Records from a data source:
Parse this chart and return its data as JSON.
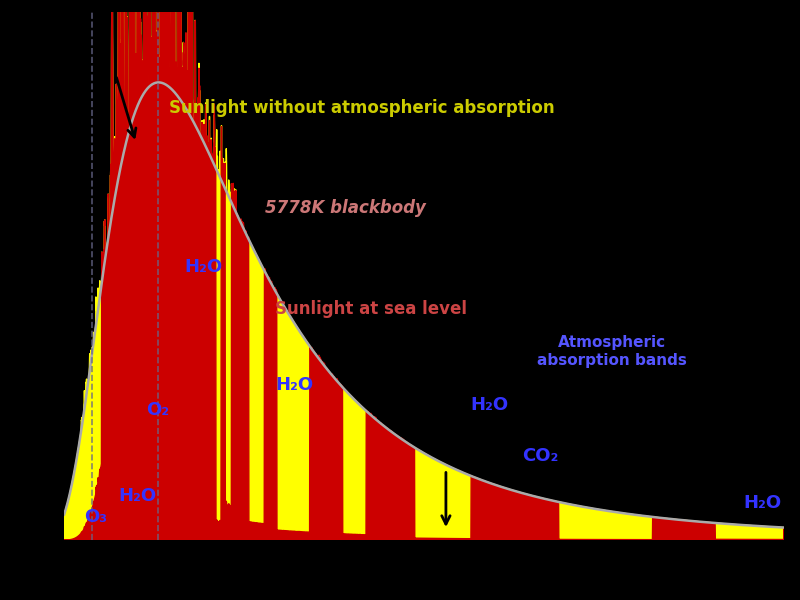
{
  "background_color": "#000000",
  "plot_bg_color": "#000000",
  "blackbody_color": "#aaaaaa",
  "space_color": "#ffff00",
  "sealevel_color": "#cc0000",
  "dashed_line_color": "#666688",
  "text_space": "Sunlight without atmospheric absorption",
  "text_space_color": "#cccc00",
  "text_bb": "5778K blackbody",
  "text_bb_color": "#cc7777",
  "text_sea": "Sunlight at sea level",
  "text_sea_color": "#cc4444",
  "text_atm": "Atmospheric\nabsorption bands",
  "text_atm_color": "#5555ff",
  "label_O3": "O₃",
  "label_O2": "O₂",
  "label_H2O_1": "H₂O",
  "label_H2O_2": "H₂O",
  "label_H2O_3": "H₂O",
  "label_H2O_4": "H₂O",
  "label_H2O_5": "H₂O",
  "label_CO2": "CO₂",
  "label_color": "#3333ff",
  "xlim": [
    0.2,
    2.5
  ],
  "ylim": [
    0.0,
    2.1
  ],
  "dashed_x1": 0.29,
  "dashed_x2": 0.5,
  "T_sun": 5778
}
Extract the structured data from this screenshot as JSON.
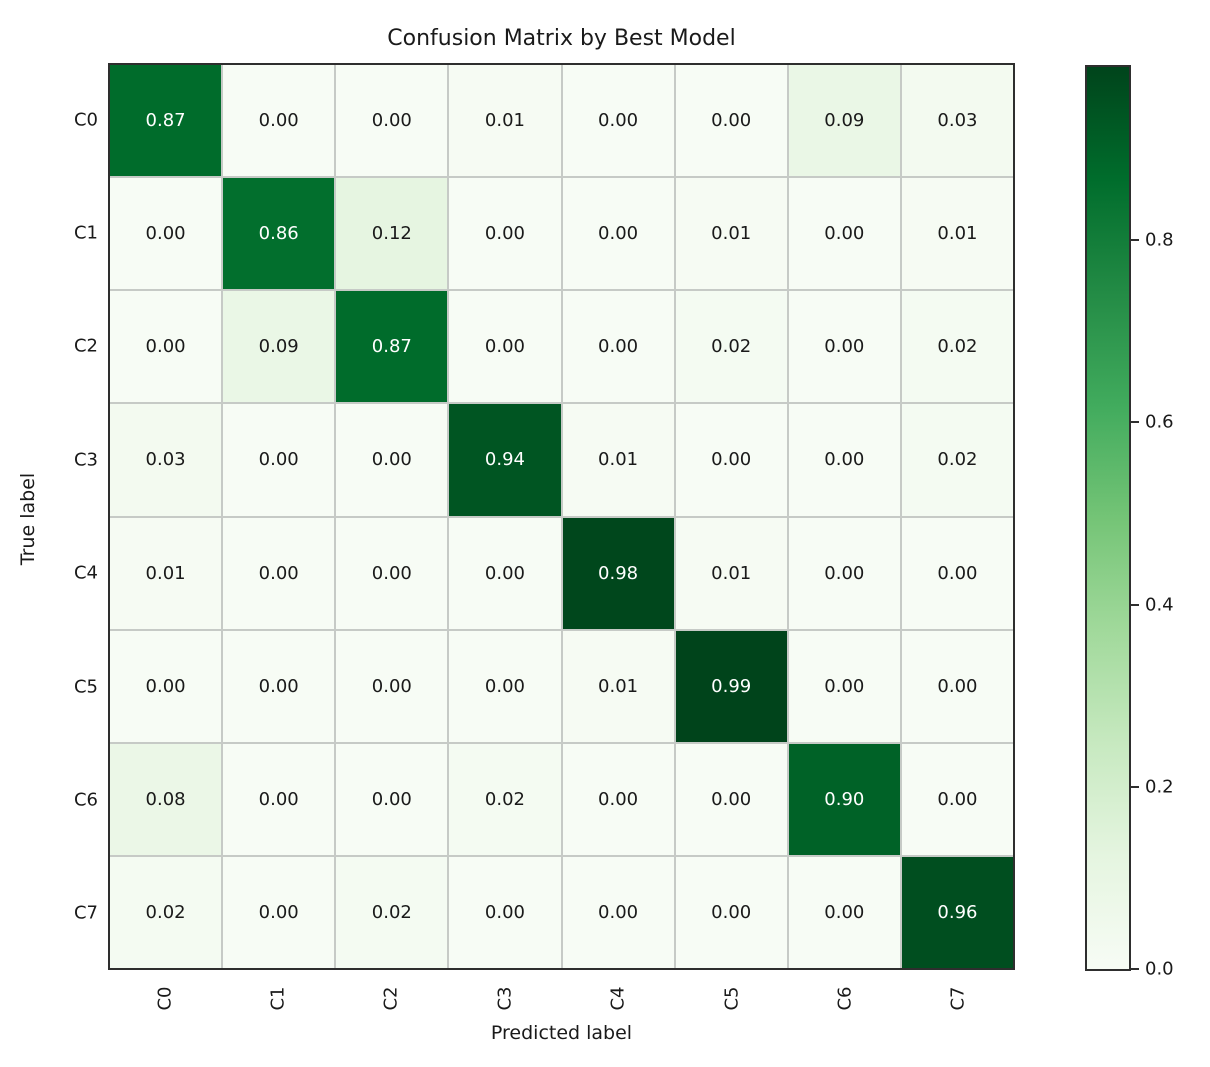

**Task requirements:** Quote each entry above verbatim and drop the pictures.

**Response below:**
Parse this chart and return its data as JSON.
{
  "background_color": "#000000",
  "plot_bg_color": "#000000",
  "blackbody_color": "#aaaaaa",
  "space_color": "#ffff00",
  "sealevel_color": "#cc0000",
  "dashed_line_color": "#666688",
  "text_space": "Sunlight without atmospheric absorption",
  "text_space_color": "#cccc00",
  "text_bb": "5778K blackbody",
  "text_bb_color": "#cc7777",
  "text_sea": "Sunlight at sea level",
  "text_sea_color": "#cc4444",
  "text_atm": "Atmospheric\nabsorption bands",
  "text_atm_color": "#5555ff",
  "label_O3": "O₃",
  "label_O2": "O₂",
  "label_H2O_1": "H₂O",
  "label_H2O_2": "H₂O",
  "label_H2O_3": "H₂O",
  "label_H2O_4": "H₂O",
  "label_H2O_5": "H₂O",
  "label_CO2": "CO₂",
  "label_color": "#3333ff",
  "xlim": [
    0.2,
    2.5
  ],
  "ylim": [
    0.0,
    2.1
  ],
  "dashed_x1": 0.29,
  "dashed_x2": 0.5,
  "T_sun": 5778
}
Extract the structured data from this screenshot as JSON.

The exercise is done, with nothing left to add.